Write out all entries word for word.

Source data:
* Begin *
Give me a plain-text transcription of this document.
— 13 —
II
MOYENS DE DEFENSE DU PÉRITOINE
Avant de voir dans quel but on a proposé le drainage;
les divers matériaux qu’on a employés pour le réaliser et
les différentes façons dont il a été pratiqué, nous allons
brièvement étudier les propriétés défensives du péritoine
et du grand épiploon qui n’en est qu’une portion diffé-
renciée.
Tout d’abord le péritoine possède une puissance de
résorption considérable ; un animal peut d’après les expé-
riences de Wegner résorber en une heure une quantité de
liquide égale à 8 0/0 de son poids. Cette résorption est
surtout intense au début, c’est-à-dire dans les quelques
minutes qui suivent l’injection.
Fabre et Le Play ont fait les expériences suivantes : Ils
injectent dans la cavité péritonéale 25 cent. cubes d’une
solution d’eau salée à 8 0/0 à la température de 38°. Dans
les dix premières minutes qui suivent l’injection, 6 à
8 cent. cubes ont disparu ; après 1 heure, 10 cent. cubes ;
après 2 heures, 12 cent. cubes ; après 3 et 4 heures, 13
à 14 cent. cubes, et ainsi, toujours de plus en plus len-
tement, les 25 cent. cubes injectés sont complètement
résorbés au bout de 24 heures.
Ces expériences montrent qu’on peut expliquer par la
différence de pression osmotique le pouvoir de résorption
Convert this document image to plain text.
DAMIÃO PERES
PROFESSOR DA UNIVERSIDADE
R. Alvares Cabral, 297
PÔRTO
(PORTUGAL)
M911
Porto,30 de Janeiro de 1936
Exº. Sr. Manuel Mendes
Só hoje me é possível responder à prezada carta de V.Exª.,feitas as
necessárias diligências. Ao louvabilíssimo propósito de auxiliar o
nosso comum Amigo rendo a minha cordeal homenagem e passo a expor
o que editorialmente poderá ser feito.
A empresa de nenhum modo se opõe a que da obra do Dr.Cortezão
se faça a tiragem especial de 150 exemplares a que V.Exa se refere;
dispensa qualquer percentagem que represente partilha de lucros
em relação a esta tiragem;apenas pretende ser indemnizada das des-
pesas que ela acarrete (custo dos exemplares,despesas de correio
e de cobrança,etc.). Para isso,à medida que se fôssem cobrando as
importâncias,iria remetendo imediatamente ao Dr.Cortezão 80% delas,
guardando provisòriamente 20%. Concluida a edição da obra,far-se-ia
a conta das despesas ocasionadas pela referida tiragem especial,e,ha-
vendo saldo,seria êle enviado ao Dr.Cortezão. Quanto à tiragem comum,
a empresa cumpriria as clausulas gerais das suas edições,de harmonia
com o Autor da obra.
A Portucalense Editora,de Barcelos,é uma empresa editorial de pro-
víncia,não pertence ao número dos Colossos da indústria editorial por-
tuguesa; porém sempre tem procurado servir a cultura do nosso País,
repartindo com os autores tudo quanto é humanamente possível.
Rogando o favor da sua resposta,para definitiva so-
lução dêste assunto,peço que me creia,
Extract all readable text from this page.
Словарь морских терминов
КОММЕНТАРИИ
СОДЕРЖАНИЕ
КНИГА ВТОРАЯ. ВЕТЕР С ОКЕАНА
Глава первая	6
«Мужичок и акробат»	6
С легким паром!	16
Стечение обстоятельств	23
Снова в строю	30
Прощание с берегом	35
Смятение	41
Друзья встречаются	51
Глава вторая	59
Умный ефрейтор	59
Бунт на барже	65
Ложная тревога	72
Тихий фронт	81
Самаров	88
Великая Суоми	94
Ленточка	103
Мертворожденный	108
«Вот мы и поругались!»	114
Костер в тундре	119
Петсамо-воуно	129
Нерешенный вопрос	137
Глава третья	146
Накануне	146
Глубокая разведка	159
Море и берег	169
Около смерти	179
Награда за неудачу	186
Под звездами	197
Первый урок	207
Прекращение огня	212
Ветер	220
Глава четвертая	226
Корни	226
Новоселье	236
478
* End *
The output
Give me a plain-text transcription of this document.
— 13 —
II
MOYENS DE DEFENSE DU PÉRITOINE
Avant de voir dans quel but on a proposé le drainage;
les divers matériaux qu’on a employés pour le réaliser et
les différentes façons dont il a été pratiqué, nous allons
brièvement étudier les propriétés défensives du péritoine
et du grand épiploon qui n’en est qu’une portion diffé-
renciée.
Tout d’abord le péritoine possède une puissance de
résorption considérable ; un animal peut d’après les expé-
riences de Wegner résorber en une heure une quantité de
liquide égale à 8 0/0 de son poids. Cette résorption est
surtout intense au début, c’est-à-dire dans les quelques
minutes qui suivent l’injection.
Fabre et Le Play ont fait les expériences suivantes : Ils
injectent dans la cavité péritonéale 25 cent. cubes d’une
solution d’eau salée à 8 0/0 à la température de 38°. Dans
les dix premières minutes qui suivent l’injection, 6 à
8 cent. cubes ont disparu ; après 1 heure, 10 cent. cubes ;
après 2 heures, 12 cent. cubes ; après 3 et 4 heures, 13
à 14 cent. cubes, et ainsi, toujours de plus en plus len-
tement, les 25 cent. cubes injectés sont complètement
résorbés au bout de 24 heures.
Ces expériences montrent qu’on peut expliquer par la
différence de pression osmotique le pouvoir de résorption
Convert this document image to plain text.
DAMIÃO PERES
PROFESSOR DA UNIVERSIDADE
R. Alvares Cabral, 297
PÔRTO
(PORTUGAL)
M911
Porto,30 de Janeiro de 1936
Exº. Sr. Manuel Mendes
Só hoje me é possível responder à prezada carta de V.Exª.,feitas as
necessárias diligências. Ao louvabilíssimo propósito de auxiliar o
nosso comum Amigo rendo a minha cordeal homenagem e passo a expor
o que editorialmente poderá ser feito.
A empresa de nenhum modo se opõe a que da obra do Dr.Cortezão
se faça a tiragem especial de 150 exemplares a que V.Exa se refere;
dispensa qualquer percentagem que represente partilha de lucros
em relação a esta tiragem;apenas pretende ser indemnizada das des-
pesas que ela acarrete (custo dos exemplares,despesas de correio
e de cobrança,etc.). Para isso,à medida que se fôssem cobrando as
importâncias,iria remetendo imediatamente ao Dr.Cortezão 80% delas,
guardando provisòriamente 20%. Concluida a edição da obra,far-se-ia
a conta das despesas ocasionadas pela referida tiragem especial,e,ha-
vendo saldo,seria êle enviado ao Dr.Cortezão. Quanto à tiragem comum,
a empresa cumpriria as clausulas gerais das suas edições,de harmonia
com o Autor da obra.
A Portucalense Editora,de Barcelos,é uma empresa editorial de pro-
víncia,não pertence ao número dos Colossos da indústria editorial por-
tuguesa; porém sempre tem procurado servir a cultura do nosso País,
repartindo com os autores tudo quanto é humanamente possível.
Rogando o favor da sua resposta,para definitiva so-
lução dêste assunto,peço que me creia,
Extract all readable text from this page.
Словарь морских терминов
КОММЕНТАРИИ
СОДЕРЖАНИЕ
КНИГА ВТОРАЯ. ВЕТЕР С ОКЕАНА
Глава первая	6
«Мужичок и акробат»	6
С легким паром!	16
Стечение обстоятельств	23
Снова в строю	30
Прощание с берегом	35
Смятение	41
Друзья встречаются	51
Глава вторая	59
Умный ефрейтор	59
Бунт на барже	65
Ложная тревога	72
Тихий фронт	81
Самаров	88
Великая Суоми	94
Ленточка	103
Мертворожденный	108
«Вот мы и поругались!»	114
Костер в тундре	119
Петсамо-воуно	129
Нерешенный вопрос	137
Глава третья	146
Накануне	146
Глубокая разведка	159
Море и берег	169
Около смерти	179
Награда за неудачу	186
Под звездами	197
Первый урок	207
Прекращение огня	212
Ветер	220
Глава четвертая	226
Корни	226
Новоселье	236
478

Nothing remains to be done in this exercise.